-- Excerpt provided follows --

# SAD NEWS!! :(



## JazzaJazJaz (Sep 12, 2010)

Hi girls,
Okay.....here goes. I'm Jasmine, 26 years old, recently married to my partner of 6 years. Four of those years, we have been ttc, but have, so far, not got PG. I'm the problem, I'm the infertile one. Unexplained infertility. However, the wonderful DH is keeping my spirits up (he is WONDERFUL) and a couple of times a week, we have BMS. Just to try and see if a miracle occurs. Fat chance with me. I don't like to talk about my treatment if thats okay, as it makes me upset. Every couple around us seem to have either had a baby or announced a PG this year. It's getting me down. Has anyone else felt like this? Has anyone got tips on how to cope with seeing my SIL's new baby girl? 
Thanks,
Jaz


----------



## Jennyloola (Aug 2, 2010)

Hi Jaz

Just wanted to say hi and give you a big  .  I know what you mean about everyone else seeming to be PG around you.  It's sooooo hard not to become bitter and upset  .  Hopefully though it will just mean that you will appreciate it all the more once your turn comes round (and it WILL come around!).

Perhaps once you've been on here a little while and get to know everyone you will find the strength to discuss your treatments etc... and find support and encouragement from the other ladies on here.

I think this is a fantastic site (I'm fairly new to it myself) and I've found nothing but advice, friendliness and strength from the other members.

I wish you all the very best in your journey.  I'm sure we will all get there in the end  

Love Loola
x


----------



## tracey123 (Jul 25, 2010)

Hello, Jaz!

We have been trying to conceive for almost 3 years, and like you I sometimes find it really difficult when everyone around me seems to be getting pregnant just by thinking about it! So, I wasn't sure how I would react when my twin nephews were born in June. 

Everything was ok to start with and I was so thrilled for them, but the day they came home I ended up in tears in their bathroom. My brother knows about our situation and came up to see me - I explained how I was so happy for them, but feeling so empty and upset for me and DH as we don't know if we will ever have children of our own. He let me cry on his shoulder and gave me a big hug - bless him, he was brilliant.  I could have chosen to avoid seeing them too often in case I got upset again and miss out on their early years, but I decided that I wanted to be a big part of their lives and help look after them.  Those boys, and their 3 year old sister are a real blessing to us, and if we don't have our own babies, we have the joy of cuddles, nappies, feeds, and now smiles!

-- Excerpt provided concluded --
-- Provided records follows --

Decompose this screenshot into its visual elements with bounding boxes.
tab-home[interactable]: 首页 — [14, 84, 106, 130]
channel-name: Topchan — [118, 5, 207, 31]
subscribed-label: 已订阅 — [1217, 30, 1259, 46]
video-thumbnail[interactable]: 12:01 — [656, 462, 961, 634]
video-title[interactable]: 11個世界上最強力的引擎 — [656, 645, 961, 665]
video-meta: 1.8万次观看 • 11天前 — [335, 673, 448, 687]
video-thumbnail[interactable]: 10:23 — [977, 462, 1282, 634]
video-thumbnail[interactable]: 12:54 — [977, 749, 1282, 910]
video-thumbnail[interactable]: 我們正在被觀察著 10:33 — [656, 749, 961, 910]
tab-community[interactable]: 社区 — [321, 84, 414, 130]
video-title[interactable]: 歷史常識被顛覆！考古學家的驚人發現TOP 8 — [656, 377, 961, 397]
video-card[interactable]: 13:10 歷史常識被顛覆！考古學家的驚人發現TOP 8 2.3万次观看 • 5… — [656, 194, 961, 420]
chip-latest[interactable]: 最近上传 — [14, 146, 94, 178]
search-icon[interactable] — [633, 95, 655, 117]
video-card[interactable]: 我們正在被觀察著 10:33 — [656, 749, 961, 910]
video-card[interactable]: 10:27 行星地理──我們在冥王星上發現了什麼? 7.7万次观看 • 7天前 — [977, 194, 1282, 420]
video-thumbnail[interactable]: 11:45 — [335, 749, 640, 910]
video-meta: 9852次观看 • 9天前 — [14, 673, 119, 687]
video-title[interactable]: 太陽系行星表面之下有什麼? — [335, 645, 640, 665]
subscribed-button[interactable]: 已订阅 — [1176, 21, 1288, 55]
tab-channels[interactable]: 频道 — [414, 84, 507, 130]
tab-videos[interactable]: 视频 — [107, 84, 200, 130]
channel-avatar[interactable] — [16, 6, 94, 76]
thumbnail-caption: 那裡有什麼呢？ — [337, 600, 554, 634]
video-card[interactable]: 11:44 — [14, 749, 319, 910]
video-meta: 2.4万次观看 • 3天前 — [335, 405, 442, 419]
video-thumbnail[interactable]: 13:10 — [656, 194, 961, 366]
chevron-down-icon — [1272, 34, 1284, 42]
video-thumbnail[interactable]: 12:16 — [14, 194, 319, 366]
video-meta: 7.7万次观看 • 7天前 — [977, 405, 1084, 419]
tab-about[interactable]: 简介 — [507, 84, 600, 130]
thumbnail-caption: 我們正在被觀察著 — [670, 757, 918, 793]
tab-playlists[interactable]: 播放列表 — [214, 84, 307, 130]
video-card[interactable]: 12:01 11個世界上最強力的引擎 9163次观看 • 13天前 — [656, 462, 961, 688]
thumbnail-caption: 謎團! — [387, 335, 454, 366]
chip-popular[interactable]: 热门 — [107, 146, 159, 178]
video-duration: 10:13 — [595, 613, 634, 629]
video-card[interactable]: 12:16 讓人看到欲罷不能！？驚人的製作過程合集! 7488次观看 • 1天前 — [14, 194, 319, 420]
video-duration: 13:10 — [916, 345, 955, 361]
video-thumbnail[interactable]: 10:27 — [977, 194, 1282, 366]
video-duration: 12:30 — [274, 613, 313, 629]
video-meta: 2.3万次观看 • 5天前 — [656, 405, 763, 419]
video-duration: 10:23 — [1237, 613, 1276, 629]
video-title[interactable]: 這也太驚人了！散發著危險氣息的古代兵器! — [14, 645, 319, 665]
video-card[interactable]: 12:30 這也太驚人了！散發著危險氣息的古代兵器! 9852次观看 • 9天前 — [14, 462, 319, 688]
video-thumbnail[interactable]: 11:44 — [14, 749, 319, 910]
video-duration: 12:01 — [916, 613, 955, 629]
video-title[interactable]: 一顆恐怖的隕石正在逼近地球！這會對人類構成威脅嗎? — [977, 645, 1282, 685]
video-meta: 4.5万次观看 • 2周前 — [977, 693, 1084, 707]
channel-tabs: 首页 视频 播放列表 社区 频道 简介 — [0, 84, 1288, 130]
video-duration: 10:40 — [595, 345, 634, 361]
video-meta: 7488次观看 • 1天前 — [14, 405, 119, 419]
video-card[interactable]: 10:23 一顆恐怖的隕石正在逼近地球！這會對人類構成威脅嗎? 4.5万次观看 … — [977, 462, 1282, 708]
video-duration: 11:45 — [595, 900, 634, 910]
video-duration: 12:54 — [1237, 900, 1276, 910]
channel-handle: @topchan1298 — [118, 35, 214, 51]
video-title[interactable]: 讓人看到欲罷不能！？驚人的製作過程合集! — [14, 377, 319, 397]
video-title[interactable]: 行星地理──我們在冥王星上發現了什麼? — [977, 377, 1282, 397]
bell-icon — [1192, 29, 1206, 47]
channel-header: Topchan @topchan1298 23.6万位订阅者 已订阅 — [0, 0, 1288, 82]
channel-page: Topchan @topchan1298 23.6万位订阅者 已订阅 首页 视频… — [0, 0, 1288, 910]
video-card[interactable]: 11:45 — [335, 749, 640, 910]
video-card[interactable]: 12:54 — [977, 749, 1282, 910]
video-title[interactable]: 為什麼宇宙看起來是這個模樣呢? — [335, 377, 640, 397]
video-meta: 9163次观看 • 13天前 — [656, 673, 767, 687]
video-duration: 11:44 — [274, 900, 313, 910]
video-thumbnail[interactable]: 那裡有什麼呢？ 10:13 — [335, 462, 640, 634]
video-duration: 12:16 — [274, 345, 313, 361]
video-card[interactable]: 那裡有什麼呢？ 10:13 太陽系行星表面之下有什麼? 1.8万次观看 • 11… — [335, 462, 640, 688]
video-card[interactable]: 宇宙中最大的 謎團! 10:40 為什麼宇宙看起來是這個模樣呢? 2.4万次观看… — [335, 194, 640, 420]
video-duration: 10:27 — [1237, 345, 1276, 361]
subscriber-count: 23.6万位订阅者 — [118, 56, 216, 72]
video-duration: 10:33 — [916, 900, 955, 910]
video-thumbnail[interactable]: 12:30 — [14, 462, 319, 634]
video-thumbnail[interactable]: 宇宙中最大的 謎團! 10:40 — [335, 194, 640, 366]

-- Provided records concluded --

_Requirement 1_:
In the forum thread about infertility, rewrite the paragraph beginning "Everything was ok to start with" in a shorter form, keeping its main facts.
_Requirement 2_:
According to the forum thread about infertility, in what month were tracey123's twin nephews born?

_Output 1_:
At first the writer was thrilled for the family, but on the day the twins came home the writer ended up in tears in their bathroom. The writer's brother, who knows about the couple's situation, came to see the writer. The writer explained feeling happy for them but empty and upset at not knowing whether the couple would ever have children of their own. He let the writer cry on his shoulder and gave a big hug. Rather than avoiding the twins and missing their early years, the writer chose to be a big part of their lives and help look after them. The boys and their 3-year-old sister are a real blessing. Even if the couple never have babies, they enjoy cuddles, changing and feeding the babies, and now smiles.

_Output 2_:
June.